TASK –
Quote every line as given.

## Begin

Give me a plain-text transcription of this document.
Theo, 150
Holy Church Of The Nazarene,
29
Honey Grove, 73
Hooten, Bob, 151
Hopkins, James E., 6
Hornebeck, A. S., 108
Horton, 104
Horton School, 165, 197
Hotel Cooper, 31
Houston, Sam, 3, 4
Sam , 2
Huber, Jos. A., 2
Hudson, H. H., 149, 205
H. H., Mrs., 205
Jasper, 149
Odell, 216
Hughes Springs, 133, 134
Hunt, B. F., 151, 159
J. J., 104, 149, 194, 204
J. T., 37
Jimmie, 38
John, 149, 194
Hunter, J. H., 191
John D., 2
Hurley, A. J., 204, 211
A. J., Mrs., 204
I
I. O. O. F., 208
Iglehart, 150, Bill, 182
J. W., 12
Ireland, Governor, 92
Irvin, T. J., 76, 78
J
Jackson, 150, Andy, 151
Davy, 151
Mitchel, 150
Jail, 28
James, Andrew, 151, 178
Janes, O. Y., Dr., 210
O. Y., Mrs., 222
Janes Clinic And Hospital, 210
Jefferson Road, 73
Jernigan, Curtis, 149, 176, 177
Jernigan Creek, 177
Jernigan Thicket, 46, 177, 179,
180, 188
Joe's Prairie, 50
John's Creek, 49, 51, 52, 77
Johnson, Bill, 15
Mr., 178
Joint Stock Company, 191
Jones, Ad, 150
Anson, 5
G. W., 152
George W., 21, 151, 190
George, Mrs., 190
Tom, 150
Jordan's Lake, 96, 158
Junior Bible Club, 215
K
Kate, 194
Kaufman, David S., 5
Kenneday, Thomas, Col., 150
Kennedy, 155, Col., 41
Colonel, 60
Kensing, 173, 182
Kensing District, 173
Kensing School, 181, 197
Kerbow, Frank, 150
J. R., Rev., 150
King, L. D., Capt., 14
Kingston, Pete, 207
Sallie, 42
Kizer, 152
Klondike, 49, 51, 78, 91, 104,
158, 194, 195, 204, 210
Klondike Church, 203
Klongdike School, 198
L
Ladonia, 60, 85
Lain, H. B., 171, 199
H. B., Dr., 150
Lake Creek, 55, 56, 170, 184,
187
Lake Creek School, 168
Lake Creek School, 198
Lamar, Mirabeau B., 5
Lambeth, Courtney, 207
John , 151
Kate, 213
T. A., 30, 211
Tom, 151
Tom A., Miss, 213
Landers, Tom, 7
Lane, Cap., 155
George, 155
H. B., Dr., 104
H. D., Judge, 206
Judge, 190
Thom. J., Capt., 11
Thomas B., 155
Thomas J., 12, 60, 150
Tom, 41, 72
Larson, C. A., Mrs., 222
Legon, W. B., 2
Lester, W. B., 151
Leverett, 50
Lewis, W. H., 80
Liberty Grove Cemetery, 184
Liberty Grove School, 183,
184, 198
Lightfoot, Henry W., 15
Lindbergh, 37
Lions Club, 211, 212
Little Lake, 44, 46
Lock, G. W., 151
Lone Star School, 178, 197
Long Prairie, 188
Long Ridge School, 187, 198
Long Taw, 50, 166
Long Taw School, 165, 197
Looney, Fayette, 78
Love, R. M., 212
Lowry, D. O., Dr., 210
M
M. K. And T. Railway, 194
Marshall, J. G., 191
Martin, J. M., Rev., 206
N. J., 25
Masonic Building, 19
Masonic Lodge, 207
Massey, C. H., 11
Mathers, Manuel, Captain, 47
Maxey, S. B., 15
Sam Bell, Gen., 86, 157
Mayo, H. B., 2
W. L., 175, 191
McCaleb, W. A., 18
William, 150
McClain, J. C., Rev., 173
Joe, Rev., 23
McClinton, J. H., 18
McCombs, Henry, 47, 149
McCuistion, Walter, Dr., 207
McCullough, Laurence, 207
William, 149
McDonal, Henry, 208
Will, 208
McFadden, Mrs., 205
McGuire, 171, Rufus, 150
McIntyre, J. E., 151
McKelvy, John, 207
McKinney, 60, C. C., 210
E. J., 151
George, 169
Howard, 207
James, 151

## End

FULL SOLUTION –
Give me a plain-text transcription of this document.
Theo, 150
Holy Church Of The Nazarene,
29
Honey Grove, 73
Hooten, Bob, 151
Hopkins, James E., 6
Hornebeck, A. S., 108
Horton, 104
Horton School, 165, 197
Hotel Cooper, 31
Houston, Sam, 3, 4
Sam , 2
Huber, Jos. A., 2
Hudson, H. H., 149, 205
H. H., Mrs., 205
Jasper, 149
Odell, 216
Hughes Springs, 133, 134
Hunt, B. F., 151, 159
J. J., 104, 149, 194, 204
J. T., 37
Jimmie, 38
John, 149, 194
Hunter, J. H., 191
John D., 2
Hurley, A. J., 204, 211
A. J., Mrs., 204
I
I. O. O. F., 208
Iglehart, 150, Bill, 182
J. W., 12
Ireland, Governor, 92
Irvin, T. J., 76, 78
J
Jackson, 150, Andy, 151
Davy, 151
Mitchel, 150
Jail, 28
James, Andrew, 151, 178
Janes, O. Y., Dr., 210
O. Y., Mrs., 222
Janes Clinic And Hospital, 210
Jefferson Road, 73
Jernigan, Curtis, 149, 176, 177
Jernigan Creek, 177
Jernigan Thicket, 46, 177, 179,
180, 188
Joe's Prairie, 50
John's Creek, 49, 51, 52, 77
Johnson, Bill, 15
Mr., 178
Joint Stock Company, 191
Jones, Ad, 150
Anson, 5
G. W., 152
George W., 21, 151, 190
George, Mrs., 190
Tom, 150
Jordan's Lake, 96, 158
Junior Bible Club, 215
K
Kate, 194
Kaufman, David S., 5
Kenneday, Thomas, Col., 150
Kennedy, 155, Col., 41
Colonel, 60
Kensing, 173, 182
Kensing District, 173
Kensing School, 181, 197
Kerbow, Frank, 150
J. R., Rev., 150
King, L. D., Capt., 14
Kingston, Pete, 207
Sallie, 42
Kizer, 152
Klondike, 49, 51, 78, 91, 104,
158, 194, 195, 204, 210
Klondike Church, 203
Klongdike School, 198
L
Ladonia, 60, 85
Lain, H. B., 171, 199
H. B., Dr., 150
Lake Creek, 55, 56, 170, 184,
187
Lake Creek School, 168
Lake Creek School, 198
Lamar, Mirabeau B., 5
Lambeth, Courtney, 207
John , 151
Kate, 213
T. A., 30, 211
Tom, 151
Tom A., Miss, 213
Landers, Tom, 7
Lane, Cap., 155
George, 155
H. B., Dr., 104
H. D., Judge, 206
Judge, 190
Thom. J., Capt., 11
Thomas B., 155
Thomas J., 12, 60, 150
Tom, 41, 72
Larson, C. A., Mrs., 222
Legon, W. B., 2
Lester, W. B., 151
Leverett, 50
Lewis, W. H., 80
Liberty Grove Cemetery, 184
Liberty Grove School, 183,
184, 198
Lightfoot, Henry W., 15
Lindbergh, 37
Lions Club, 211, 212
Little Lake, 44, 46
Lock, G. W., 151
Lone Star School, 178, 197
Long Prairie, 188
Long Ridge School, 187, 198
Long Taw, 50, 166
Long Taw School, 165, 197
Looney, Fayette, 78
Love, R. M., 212
Lowry, D. O., Dr., 210
M
M. K. And T. Railway, 194
Marshall, J. G., 191
Martin, J. M., Rev., 206
N. J., 25
Masonic Building, 19
Masonic Lodge, 207
Massey, C. H., 11
Mathers, Manuel, Captain, 47
Maxey, S. B., 15
Sam Bell, Gen., 86, 157
Mayo, H. B., 2
W. L., 175, 191
McCaleb, W. A., 18
William, 150
McClain, J. C., Rev., 173
Joe, Rev., 23
McClinton, J. H., 18
McCombs, Henry, 47, 149
McCuistion, Walter, Dr., 207
McCullough, Laurence, 207
William, 149
McDonal, Henry, 208
Will, 208
McFadden, Mrs., 205
McGuire, 171, Rufus, 150
McIntyre, J. E., 151
McKelvy, John, 207
McKinney, 60, C. C., 210
E. J., 151
George, 169
Howard, 207
James, 151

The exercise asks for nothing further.